Extract every line where the string "Simulation" appears.

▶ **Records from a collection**
☆ ☆ ☆ ☆ ☆
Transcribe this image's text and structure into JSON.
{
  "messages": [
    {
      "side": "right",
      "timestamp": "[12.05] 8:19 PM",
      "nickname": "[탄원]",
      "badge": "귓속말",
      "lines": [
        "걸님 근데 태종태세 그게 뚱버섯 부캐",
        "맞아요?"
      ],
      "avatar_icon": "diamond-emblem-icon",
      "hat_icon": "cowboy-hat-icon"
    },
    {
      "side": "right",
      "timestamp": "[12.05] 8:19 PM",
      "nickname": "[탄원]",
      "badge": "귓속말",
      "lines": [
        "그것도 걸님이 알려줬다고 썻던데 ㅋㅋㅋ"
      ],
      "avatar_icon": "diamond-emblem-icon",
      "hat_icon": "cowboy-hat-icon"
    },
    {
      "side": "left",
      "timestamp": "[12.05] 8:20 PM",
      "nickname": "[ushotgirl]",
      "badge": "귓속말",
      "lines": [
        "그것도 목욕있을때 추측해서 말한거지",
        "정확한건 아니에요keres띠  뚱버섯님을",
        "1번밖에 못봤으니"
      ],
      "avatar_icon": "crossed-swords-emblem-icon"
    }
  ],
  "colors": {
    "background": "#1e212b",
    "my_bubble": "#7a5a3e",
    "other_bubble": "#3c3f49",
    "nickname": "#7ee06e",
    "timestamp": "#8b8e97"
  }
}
☆ ☆ ☆ ☆ ☆
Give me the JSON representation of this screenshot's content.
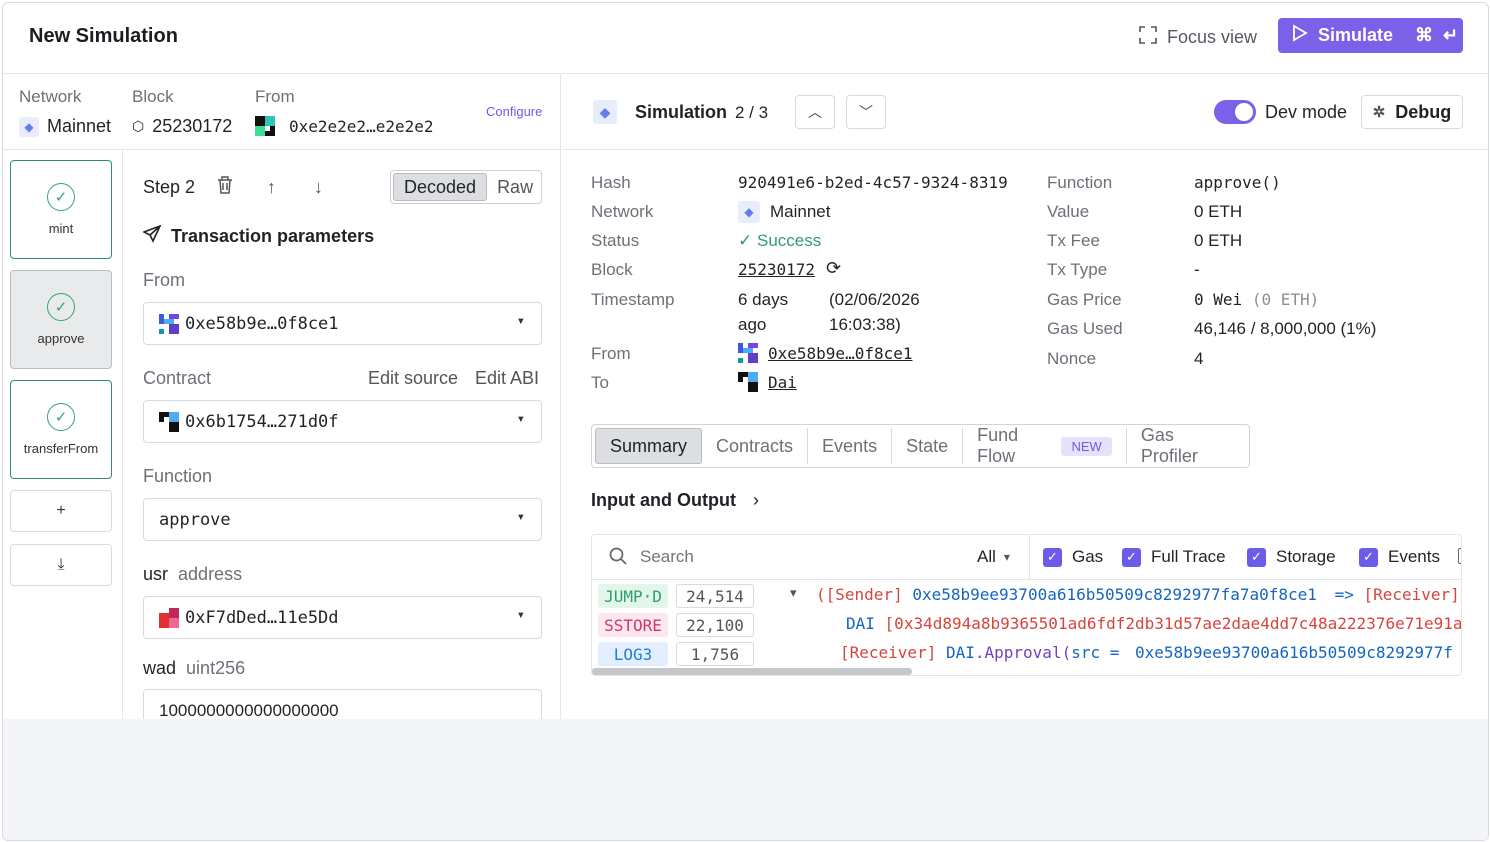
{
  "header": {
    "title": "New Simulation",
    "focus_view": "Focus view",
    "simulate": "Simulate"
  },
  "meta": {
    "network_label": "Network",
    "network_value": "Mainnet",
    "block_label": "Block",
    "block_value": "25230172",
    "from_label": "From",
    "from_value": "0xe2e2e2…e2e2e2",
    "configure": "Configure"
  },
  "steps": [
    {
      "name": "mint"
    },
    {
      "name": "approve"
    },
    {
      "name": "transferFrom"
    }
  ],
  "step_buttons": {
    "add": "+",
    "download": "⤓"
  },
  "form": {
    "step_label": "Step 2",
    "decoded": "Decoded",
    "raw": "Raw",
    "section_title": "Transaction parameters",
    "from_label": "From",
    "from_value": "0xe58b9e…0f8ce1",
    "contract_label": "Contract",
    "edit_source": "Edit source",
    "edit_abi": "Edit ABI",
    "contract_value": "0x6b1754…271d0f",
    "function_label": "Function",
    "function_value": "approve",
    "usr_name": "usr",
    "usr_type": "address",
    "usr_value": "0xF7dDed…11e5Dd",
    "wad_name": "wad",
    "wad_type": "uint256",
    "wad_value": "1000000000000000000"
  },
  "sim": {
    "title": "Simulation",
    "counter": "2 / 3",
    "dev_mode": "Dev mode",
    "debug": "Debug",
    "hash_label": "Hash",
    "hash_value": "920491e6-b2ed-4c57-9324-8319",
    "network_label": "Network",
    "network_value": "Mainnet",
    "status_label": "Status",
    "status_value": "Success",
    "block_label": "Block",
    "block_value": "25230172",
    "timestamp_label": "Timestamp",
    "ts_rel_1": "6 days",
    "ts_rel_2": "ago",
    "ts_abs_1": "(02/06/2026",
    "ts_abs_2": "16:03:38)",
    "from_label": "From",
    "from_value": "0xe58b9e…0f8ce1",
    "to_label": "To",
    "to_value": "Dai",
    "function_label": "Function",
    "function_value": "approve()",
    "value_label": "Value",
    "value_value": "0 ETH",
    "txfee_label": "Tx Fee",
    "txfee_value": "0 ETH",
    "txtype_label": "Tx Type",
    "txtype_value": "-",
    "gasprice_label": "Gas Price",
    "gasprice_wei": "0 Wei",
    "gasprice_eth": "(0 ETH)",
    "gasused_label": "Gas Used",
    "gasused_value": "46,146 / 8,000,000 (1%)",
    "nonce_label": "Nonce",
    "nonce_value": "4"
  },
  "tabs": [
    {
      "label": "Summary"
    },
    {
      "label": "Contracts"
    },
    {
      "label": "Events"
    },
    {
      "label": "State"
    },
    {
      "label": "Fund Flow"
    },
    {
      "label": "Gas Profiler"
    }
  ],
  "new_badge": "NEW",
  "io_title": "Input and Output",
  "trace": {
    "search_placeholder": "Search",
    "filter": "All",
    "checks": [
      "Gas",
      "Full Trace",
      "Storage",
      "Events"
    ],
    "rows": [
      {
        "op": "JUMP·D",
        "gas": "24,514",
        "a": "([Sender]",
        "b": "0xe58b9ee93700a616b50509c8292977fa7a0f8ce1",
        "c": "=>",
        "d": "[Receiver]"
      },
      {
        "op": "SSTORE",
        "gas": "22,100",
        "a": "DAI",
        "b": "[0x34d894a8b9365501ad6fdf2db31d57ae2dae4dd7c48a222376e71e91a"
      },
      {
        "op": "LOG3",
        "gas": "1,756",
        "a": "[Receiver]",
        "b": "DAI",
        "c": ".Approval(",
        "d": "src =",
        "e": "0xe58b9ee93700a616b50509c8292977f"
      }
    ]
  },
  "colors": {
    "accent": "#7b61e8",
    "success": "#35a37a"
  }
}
☆ ☆ ☆ ☆ ☆
▶ **Exercise result**
    "title": "New Simulation",
    "title": "Simulation",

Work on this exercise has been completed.